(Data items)
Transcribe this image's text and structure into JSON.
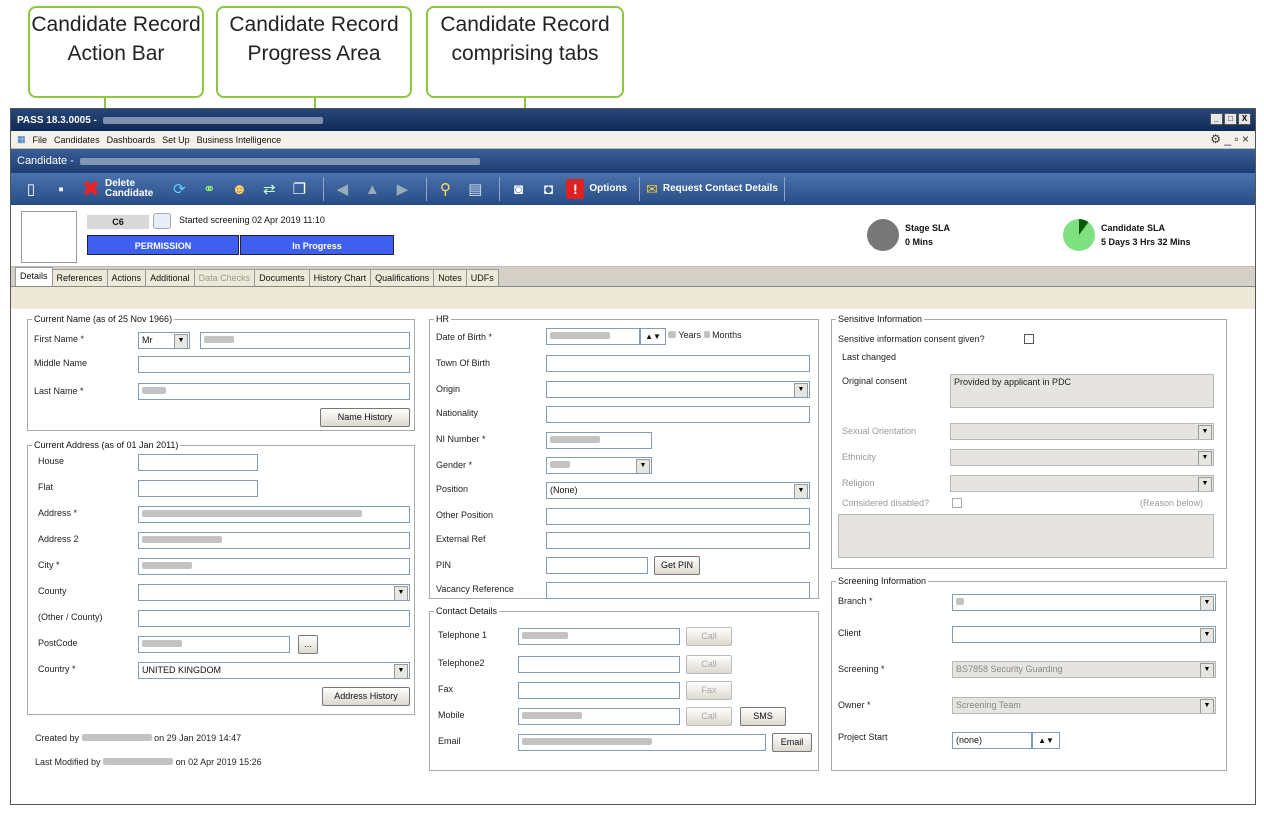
{
  "callouts": [
    {
      "text": "Candidate Record Action Bar"
    },
    {
      "text": "Candidate Record Progress Area"
    },
    {
      "text": "Candidate Record comprising tabs"
    }
  ],
  "window": {
    "title": "PASS 18.3.0005 -",
    "controls": [
      "_",
      "□",
      "X"
    ]
  },
  "menu": [
    "File",
    "Candidates",
    "Dashboards",
    "Set Up",
    "Business Intelligence"
  ],
  "candidate_bar": {
    "label": "Candidate -"
  },
  "toolbar": {
    "delete_label_1": "Delete",
    "delete_label_2": "Candidate",
    "options_label": "Options",
    "request_label": "Request Contact Details",
    "icons": [
      "new-icon",
      "save-icon",
      "delete-icon",
      "refresh-icon",
      "link-icon",
      "users-icon",
      "transfer-icon",
      "copy-icon",
      "back-icon",
      "up-icon",
      "forward-icon",
      "search-icon",
      "chat-icon",
      "camera-icon",
      "camera2-icon",
      "options-icon",
      "request-icon"
    ]
  },
  "progress": {
    "code": "C6",
    "started": "Started screening 02 Apr 2019 11:10",
    "stage1": "PERMISSION",
    "stage2": "In Progress",
    "stage_sla_label": "Stage SLA",
    "stage_sla_value": "0 Mins",
    "cand_sla_label": "Candidate SLA",
    "cand_sla_value": "5 Days 3 Hrs 32 Mins"
  },
  "tabs": [
    "Details",
    "References",
    "Actions",
    "Additional",
    "Data Checks",
    "Documents",
    "History Chart",
    "Qualifications",
    "Notes",
    "UDFs"
  ],
  "name_section": {
    "legend": "Current Name (as of 25 Nov 1966)",
    "first_name": "First Name *",
    "title_value": "Mr",
    "middle_name": "Middle Name",
    "last_name": "Last Name *",
    "history_button": "Name History"
  },
  "address_section": {
    "legend": "Current Address (as of 01 Jan 2011)",
    "house": "House",
    "flat": "Flat",
    "address": "Address *",
    "address2": "Address 2",
    "city": "City *",
    "county": "County",
    "other_county": "(Other / County)",
    "postcode": "PostCode",
    "postcode_btn": "...",
    "country": "Country *",
    "country_value": "UNITED KINGDOM",
    "history_button": "Address History"
  },
  "audit": {
    "created": "Created by",
    "created_on": "on 29 Jan 2019 14:47",
    "modified": "Last Modified by",
    "modified_on": "on 02 Apr 2019 15:26"
  },
  "hr": {
    "legend": "HR",
    "dob": "Date of Birth *",
    "years": "Years",
    "months": "Months",
    "town": "Town Of Birth",
    "origin": "Origin",
    "nationality": "Nationality",
    "ni": "NI Number *",
    "gender": "Gender *",
    "position": "Position",
    "position_value": "(None)",
    "other_position": "Other Position",
    "external_ref": "External Ref",
    "pin": "PIN",
    "get_pin": "Get PIN",
    "vacancy": "Vacancy Reference"
  },
  "contact": {
    "legend": "Contact Details",
    "tel1": "Telephone 1",
    "tel2": "Telephone2",
    "fax": "Fax",
    "mobile": "Mobile",
    "email": "Email",
    "call": "Call",
    "fax_btn": "Fax",
    "sms": "SMS",
    "email_btn": "Email"
  },
  "sensitive": {
    "legend": "Sensitive Information",
    "consent": "Sensitive information consent given?",
    "last_changed": "Last changed",
    "original_consent": "Original consent",
    "consent_value": "Provided by applicant in PDC",
    "sexual_orientation": "Sexual Orientation",
    "ethnicity": "Ethnicity",
    "religion": "Religion",
    "disabled": "Considered disabled?",
    "reason": "(Reason below)"
  },
  "screening": {
    "legend": "Screening Information",
    "branch": "Branch *",
    "client": "Client",
    "screening": "Screening *",
    "screening_value": "BS7858 Security Guarding",
    "owner": "Owner *",
    "owner_value": "Screening Team",
    "project_start": "Project Start",
    "project_value": "(none)"
  },
  "colors": {
    "accent": "#8dc63f",
    "toolbar": "#355d9a",
    "stage": "#3f5ff0"
  }
}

_EXERCISE PROMPT_.
Above are records with pictures; repeat the records exactly and leave the pictures out.

_SOLVED PROBLEM_.
Transcribe this image's text and structure into JSON.
{
  "callouts": [
    {
      "text": "Candidate Record Action Bar"
    },
    {
      "text": "Candidate Record Progress Area"
    },
    {
      "text": "Candidate Record comprising tabs"
    }
  ],
  "window": {
    "title": "PASS 18.3.0005 -",
    "controls": [
      "_",
      "□",
      "X"
    ]
  },
  "menu": [
    "File",
    "Candidates",
    "Dashboards",
    "Set Up",
    "Business Intelligence"
  ],
  "candidate_bar": {
    "label": "Candidate -"
  },
  "toolbar": {
    "delete_label_1": "Delete",
    "delete_label_2": "Candidate",
    "options_label": "Options",
    "request_label": "Request Contact Details",
    "icons": [
      "new-icon",
      "save-icon",
      "delete-icon",
      "refresh-icon",
      "link-icon",
      "users-icon",
      "transfer-icon",
      "copy-icon",
      "back-icon",
      "up-icon",
      "forward-icon",
      "search-icon",
      "chat-icon",
      "camera-icon",
      "camera2-icon",
      "options-icon",
      "request-icon"
    ]
  },
  "progress": {
    "code": "C6",
    "started": "Started screening 02 Apr 2019 11:10",
    "stage1": "PERMISSION",
    "stage2": "In Progress",
    "stage_sla_label": "Stage SLA",
    "stage_sla_value": "0 Mins",
    "cand_sla_label": "Candidate SLA",
    "cand_sla_value": "5 Days 3 Hrs 32 Mins"
  },
  "tabs": [
    "Details",
    "References",
    "Actions",
    "Additional",
    "Data Checks",
    "Documents",
    "History Chart",
    "Qualifications",
    "Notes",
    "UDFs"
  ],
  "name_section": {
    "legend": "Current Name (as of 25 Nov 1966)",
    "first_name": "First Name *",
    "title_value": "Mr",
    "middle_name": "Middle Name",
    "last_name": "Last Name *",
    "history_button": "Name History"
  },
  "address_section": {
    "legend": "Current Address (as of 01 Jan 2011)",
    "house": "House",
    "flat": "Flat",
    "address": "Address *",
    "address2": "Address 2",
    "city": "City *",
    "county": "County",
    "other_county": "(Other / County)",
    "postcode": "PostCode",
    "postcode_btn": "...",
    "country": "Country *",
    "country_value": "UNITED KINGDOM",
    "history_button": "Address History"
  },
  "audit": {
    "created": "Created by",
    "created_on": "on 29 Jan 2019 14:47",
    "modified": "Last Modified by",
    "modified_on": "on 02 Apr 2019 15:26"
  },
  "hr": {
    "legend": "HR",
    "dob": "Date of Birth *",
    "years": "Years",
    "months": "Months",
    "town": "Town Of Birth",
    "origin": "Origin",
    "nationality": "Nationality",
    "ni": "NI Number *",
    "gender": "Gender *",
    "position": "Position",
    "position_value": "(None)",
    "other_position": "Other Position",
    "external_ref": "External Ref",
    "pin": "PIN",
    "get_pin": "Get PIN",
    "vacancy": "Vacancy Reference"
  },
  "contact": {
    "legend": "Contact Details",
    "tel1": "Telephone 1",
    "tel2": "Telephone2",
    "fax": "Fax",
    "mobile": "Mobile",
    "email": "Email",
    "call": "Call",
    "fax_btn": "Fax",
    "sms": "SMS",
    "email_btn": "Email"
  },
  "sensitive": {
    "legend": "Sensitive Information",
    "consent": "Sensitive information consent given?",
    "last_changed": "Last changed",
    "original_consent": "Original consent",
    "consent_value": "Provided by applicant in PDC",
    "sexual_orientation": "Sexual Orientation",
    "ethnicity": "Ethnicity",
    "religion": "Religion",
    "disabled": "Considered disabled?",
    "reason": "(Reason below)"
  },
  "screening": {
    "legend": "Screening Information",
    "branch": "Branch *",
    "client": "Client",
    "screening": "Screening *",
    "screening_value": "BS7858 Security Guarding",
    "owner": "Owner *",
    "owner_value": "Screening Team",
    "project_start": "Project Start",
    "project_value": "(none)"
  },
  "colors": {
    "accent": "#8dc63f",
    "toolbar": "#355d9a",
    "stage": "#3f5ff0"
  }
}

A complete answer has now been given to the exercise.